(Requirement):
Quote each line of the material verbatim, without the pictures.

Dataset rows about figures:

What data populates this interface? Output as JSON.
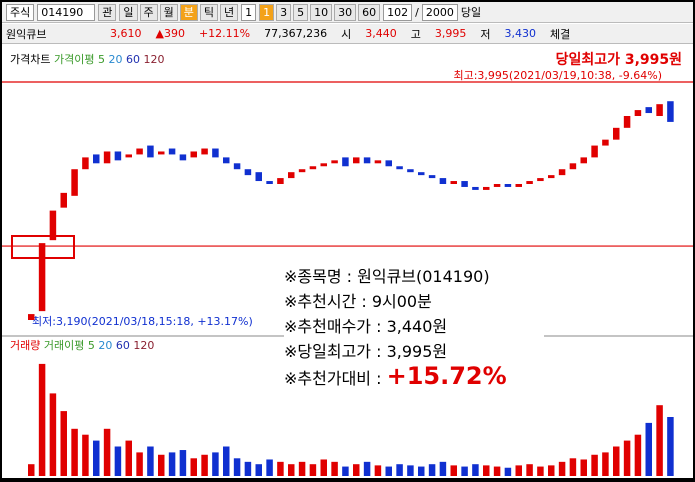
{
  "toolbar": {
    "market": "주식",
    "code": "014190",
    "watch": "관",
    "periods": [
      "일",
      "주",
      "월",
      "분",
      "틱",
      "년"
    ],
    "interval": "1",
    "minute_options": [
      "1",
      "3",
      "5",
      "10",
      "30",
      "60"
    ],
    "count": "102",
    "total": "2000",
    "today": "당일"
  },
  "quote": {
    "name": "원익큐브",
    "price": "3,610",
    "change": "▲390",
    "rate": "+12.11%",
    "volume": "77,367,236",
    "open_label": "시",
    "open": "3,440",
    "high_label": "고",
    "high": "3,995",
    "low_label": "저",
    "low": "3,430",
    "trade": "체결"
  },
  "price_legend": {
    "title": "가격차트",
    "ma": "가격이평 5",
    "ma20": "20",
    "ma60": "60",
    "ma120": "120"
  },
  "volume_legend": {
    "title": "거래량",
    "ma": "거래이평 5",
    "ma20": "20",
    "ma60": "60",
    "ma120": "120"
  },
  "annotations": {
    "day_high": "당일최고가 3,995원",
    "max": "최고:3,995(2021/03/19,10:38, -9.64%)",
    "min": "최저:3,190(2021/03/18,15:18, +13.17%)"
  },
  "info_box": {
    "lines": [
      "※종목명 :  원익큐브(014190)",
      "※추천시간 : 9시00분",
      "※추천매수가 : 3,440원",
      "※당일최고가 : 3,995원"
    ],
    "gain_label": "※추천가대비 :",
    "gain": "+15.72%"
  },
  "chart_data": {
    "type": "candlestick",
    "ylim": [
      3190,
      3995
    ],
    "reference_lines": [
      3995,
      3440
    ],
    "open": [
      3190,
      3220,
      3460,
      3570,
      3610,
      3700,
      3750,
      3720,
      3760,
      3740,
      3750,
      3780,
      3750,
      3770,
      3750,
      3740,
      3750,
      3770,
      3740,
      3720,
      3700,
      3690,
      3660,
      3650,
      3670,
      3690,
      3700,
      3710,
      3720,
      3740,
      3720,
      3740,
      3720,
      3730,
      3710,
      3700,
      3690,
      3680,
      3670,
      3650,
      3660,
      3640,
      3630,
      3640,
      3650,
      3640,
      3650,
      3660,
      3670,
      3680,
      3700,
      3720,
      3740,
      3780,
      3800,
      3840,
      3880,
      3910,
      3880,
      3930
    ],
    "close": [
      3210,
      3450,
      3560,
      3620,
      3700,
      3740,
      3720,
      3760,
      3730,
      3750,
      3770,
      3740,
      3760,
      3750,
      3730,
      3760,
      3770,
      3740,
      3720,
      3700,
      3680,
      3660,
      3650,
      3670,
      3690,
      3700,
      3710,
      3720,
      3730,
      3710,
      3740,
      3720,
      3730,
      3710,
      3700,
      3690,
      3680,
      3670,
      3650,
      3660,
      3640,
      3630,
      3640,
      3650,
      3640,
      3650,
      3660,
      3670,
      3680,
      3700,
      3720,
      3740,
      3780,
      3800,
      3840,
      3880,
      3900,
      3890,
      3920,
      3860
    ],
    "volume_ylim": [
      0,
      100
    ],
    "volume": [
      10,
      95,
      70,
      55,
      40,
      35,
      30,
      40,
      25,
      30,
      20,
      25,
      18,
      20,
      22,
      15,
      18,
      20,
      25,
      15,
      12,
      10,
      14,
      12,
      10,
      12,
      10,
      14,
      12,
      8,
      10,
      12,
      9,
      8,
      10,
      9,
      8,
      10,
      12,
      9,
      8,
      10,
      9,
      8,
      7,
      9,
      10,
      8,
      9,
      12,
      15,
      14,
      18,
      20,
      25,
      30,
      35,
      45,
      60,
      50
    ],
    "up_color": "#e00000",
    "down_color": "#1030d0"
  }
}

(Result):
What data populates this interface? Output as JSON.
{
  "toolbar": {
    "market": "주식",
    "code": "014190",
    "watch": "관",
    "periods": [
      "일",
      "주",
      "월",
      "분",
      "틱",
      "년"
    ],
    "interval": "1",
    "minute_options": [
      "1",
      "3",
      "5",
      "10",
      "30",
      "60"
    ],
    "count": "102",
    "total": "2000",
    "today": "당일"
  },
  "quote": {
    "name": "원익큐브",
    "price": "3,610",
    "change": "▲390",
    "rate": "+12.11%",
    "volume": "77,367,236",
    "open_label": "시",
    "open": "3,440",
    "high_label": "고",
    "high": "3,995",
    "low_label": "저",
    "low": "3,430",
    "trade": "체결"
  },
  "price_legend": {
    "title": "가격차트",
    "ma": "가격이평 5",
    "ma20": "20",
    "ma60": "60",
    "ma120": "120"
  },
  "volume_legend": {
    "title": "거래량",
    "ma": "거래이평 5",
    "ma20": "20",
    "ma60": "60",
    "ma120": "120"
  },
  "annotations": {
    "day_high": "당일최고가 3,995원",
    "max": "최고:3,995(2021/03/19,10:38, -9.64%)",
    "min": "최저:3,190(2021/03/18,15:18, +13.17%)"
  },
  "info_box": {
    "lines": [
      "※종목명 :  원익큐브(014190)",
      "※추천시간 : 9시00분",
      "※추천매수가 : 3,440원",
      "※당일최고가 : 3,995원"
    ],
    "gain_label": "※추천가대비 :",
    "gain": "+15.72%"
  },
  "chart_data": {
    "type": "candlestick",
    "ylim": [
      3190,
      3995
    ],
    "reference_lines": [
      3995,
      3440
    ],
    "open": [
      3190,
      3220,
      3460,
      3570,
      3610,
      3700,
      3750,
      3720,
      3760,
      3740,
      3750,
      3780,
      3750,
      3770,
      3750,
      3740,
      3750,
      3770,
      3740,
      3720,
      3700,
      3690,
      3660,
      3650,
      3670,
      3690,
      3700,
      3710,
      3720,
      3740,
      3720,
      3740,
      3720,
      3730,
      3710,
      3700,
      3690,
      3680,
      3670,
      3650,
      3660,
      3640,
      3630,
      3640,
      3650,
      3640,
      3650,
      3660,
      3670,
      3680,
      3700,
      3720,
      3740,
      3780,
      3800,
      3840,
      3880,
      3910,
      3880,
      3930
    ],
    "close": [
      3210,
      3450,
      3560,
      3620,
      3700,
      3740,
      3720,
      3760,
      3730,
      3750,
      3770,
      3740,
      3760,
      3750,
      3730,
      3760,
      3770,
      3740,
      3720,
      3700,
      3680,
      3660,
      3650,
      3670,
      3690,
      3700,
      3710,
      3720,
      3730,
      3710,
      3740,
      3720,
      3730,
      3710,
      3700,
      3690,
      3680,
      3670,
      3650,
      3660,
      3640,
      3630,
      3640,
      3650,
      3640,
      3650,
      3660,
      3670,
      3680,
      3700,
      3720,
      3740,
      3780,
      3800,
      3840,
      3880,
      3900,
      3890,
      3920,
      3860
    ],
    "volume_ylim": [
      0,
      100
    ],
    "volume": [
      10,
      95,
      70,
      55,
      40,
      35,
      30,
      40,
      25,
      30,
      20,
      25,
      18,
      20,
      22,
      15,
      18,
      20,
      25,
      15,
      12,
      10,
      14,
      12,
      10,
      12,
      10,
      14,
      12,
      8,
      10,
      12,
      9,
      8,
      10,
      9,
      8,
      10,
      12,
      9,
      8,
      10,
      9,
      8,
      7,
      9,
      10,
      8,
      9,
      12,
      15,
      14,
      18,
      20,
      25,
      30,
      35,
      45,
      60,
      50
    ],
    "up_color": "#e00000",
    "down_color": "#1030d0"
  }
}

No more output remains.